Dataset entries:

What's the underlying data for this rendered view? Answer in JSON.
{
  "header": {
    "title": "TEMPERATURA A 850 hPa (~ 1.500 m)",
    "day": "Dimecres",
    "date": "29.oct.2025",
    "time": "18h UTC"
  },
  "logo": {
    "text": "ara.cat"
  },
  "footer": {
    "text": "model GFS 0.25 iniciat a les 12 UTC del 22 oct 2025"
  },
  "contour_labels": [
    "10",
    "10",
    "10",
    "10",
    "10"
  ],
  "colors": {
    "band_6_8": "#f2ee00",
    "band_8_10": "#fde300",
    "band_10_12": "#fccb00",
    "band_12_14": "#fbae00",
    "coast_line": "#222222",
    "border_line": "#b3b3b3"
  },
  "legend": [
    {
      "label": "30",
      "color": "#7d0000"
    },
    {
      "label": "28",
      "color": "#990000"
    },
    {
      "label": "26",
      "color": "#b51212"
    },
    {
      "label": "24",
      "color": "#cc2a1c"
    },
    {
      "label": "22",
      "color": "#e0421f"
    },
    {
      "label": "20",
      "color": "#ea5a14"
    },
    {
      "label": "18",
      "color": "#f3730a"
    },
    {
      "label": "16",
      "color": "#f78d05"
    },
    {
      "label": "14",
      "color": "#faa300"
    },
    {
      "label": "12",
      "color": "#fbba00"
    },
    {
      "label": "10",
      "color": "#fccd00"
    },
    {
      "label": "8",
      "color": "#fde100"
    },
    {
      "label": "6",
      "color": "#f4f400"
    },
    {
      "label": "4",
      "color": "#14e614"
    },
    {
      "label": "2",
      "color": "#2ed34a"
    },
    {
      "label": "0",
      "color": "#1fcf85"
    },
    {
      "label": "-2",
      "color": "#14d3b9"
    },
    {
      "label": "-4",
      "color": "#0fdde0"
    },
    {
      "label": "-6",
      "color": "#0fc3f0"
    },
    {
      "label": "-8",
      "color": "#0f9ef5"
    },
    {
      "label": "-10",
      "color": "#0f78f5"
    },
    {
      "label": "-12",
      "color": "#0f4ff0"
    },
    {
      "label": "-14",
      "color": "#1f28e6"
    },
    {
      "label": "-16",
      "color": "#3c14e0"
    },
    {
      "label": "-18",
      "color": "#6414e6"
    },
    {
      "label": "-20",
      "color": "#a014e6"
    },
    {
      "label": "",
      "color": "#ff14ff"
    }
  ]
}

...

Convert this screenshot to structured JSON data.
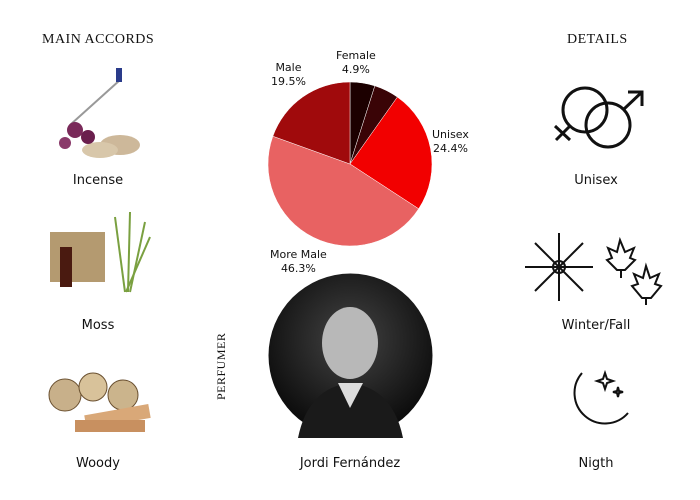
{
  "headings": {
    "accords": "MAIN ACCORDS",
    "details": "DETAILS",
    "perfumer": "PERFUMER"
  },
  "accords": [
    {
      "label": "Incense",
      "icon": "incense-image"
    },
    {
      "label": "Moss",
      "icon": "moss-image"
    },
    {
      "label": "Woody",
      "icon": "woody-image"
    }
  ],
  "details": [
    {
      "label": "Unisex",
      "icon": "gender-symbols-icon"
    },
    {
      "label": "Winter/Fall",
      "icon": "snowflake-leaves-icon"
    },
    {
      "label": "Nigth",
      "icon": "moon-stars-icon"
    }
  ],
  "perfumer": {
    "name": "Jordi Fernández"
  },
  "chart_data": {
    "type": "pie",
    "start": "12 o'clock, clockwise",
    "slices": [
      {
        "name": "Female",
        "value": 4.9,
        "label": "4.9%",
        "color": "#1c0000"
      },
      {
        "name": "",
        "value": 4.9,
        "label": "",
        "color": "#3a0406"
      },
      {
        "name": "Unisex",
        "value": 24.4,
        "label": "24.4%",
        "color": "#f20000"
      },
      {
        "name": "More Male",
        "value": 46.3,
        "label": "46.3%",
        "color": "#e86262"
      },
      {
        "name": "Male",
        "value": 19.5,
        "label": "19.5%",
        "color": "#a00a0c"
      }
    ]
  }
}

--

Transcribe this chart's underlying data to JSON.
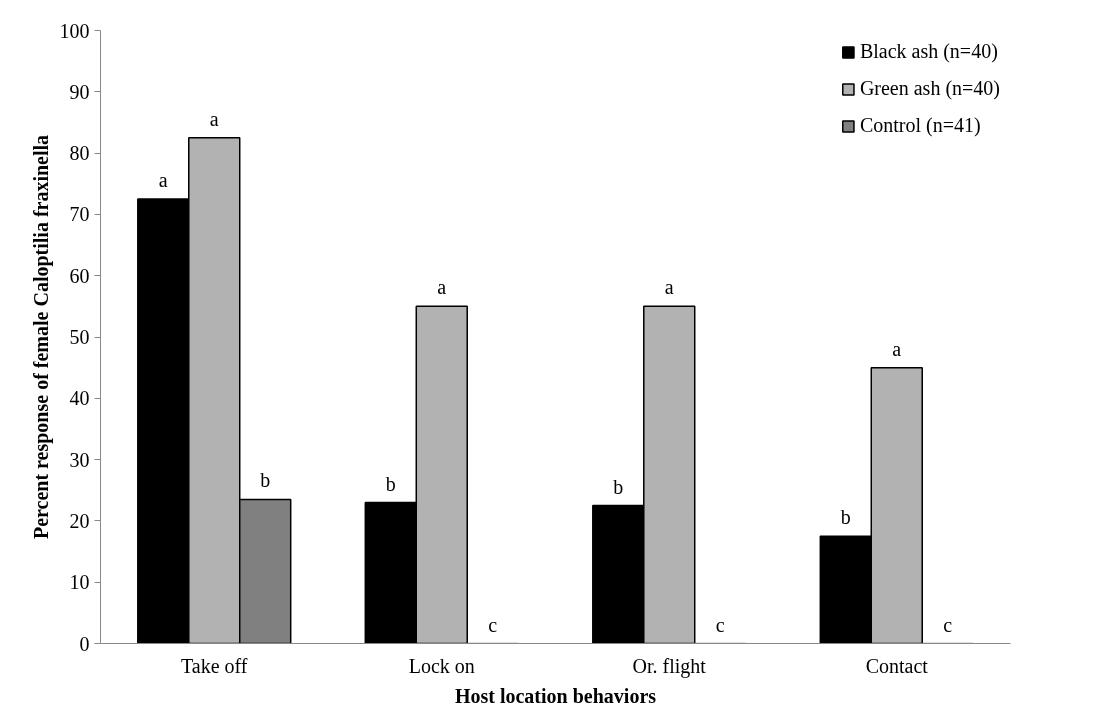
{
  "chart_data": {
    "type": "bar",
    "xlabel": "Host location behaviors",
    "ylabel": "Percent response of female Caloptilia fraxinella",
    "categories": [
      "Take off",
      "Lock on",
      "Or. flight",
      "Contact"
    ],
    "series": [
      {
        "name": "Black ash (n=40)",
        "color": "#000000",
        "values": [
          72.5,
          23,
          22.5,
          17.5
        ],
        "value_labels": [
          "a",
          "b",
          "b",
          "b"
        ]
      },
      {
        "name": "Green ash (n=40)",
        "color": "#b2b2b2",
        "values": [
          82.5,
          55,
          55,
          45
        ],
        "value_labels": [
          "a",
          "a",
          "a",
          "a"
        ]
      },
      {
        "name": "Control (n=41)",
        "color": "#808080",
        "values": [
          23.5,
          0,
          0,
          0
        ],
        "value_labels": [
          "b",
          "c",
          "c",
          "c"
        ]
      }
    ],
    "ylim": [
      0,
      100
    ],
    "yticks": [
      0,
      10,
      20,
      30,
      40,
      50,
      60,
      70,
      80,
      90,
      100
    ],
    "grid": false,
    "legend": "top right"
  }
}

*Problem requirements*: Pick out every line of the listing containing the word "name", and show those lines.

*Exercise response*:
    "name": "Jordi Fernández"
        "name": "Female",
        "name": "",
        "name": "Unisex",
        "name": "More Male",
        "name": "Male",
        "name": "Black ash (n=40)",
        "name": "Green ash (n=40)",
        "name": "Control (n=41)",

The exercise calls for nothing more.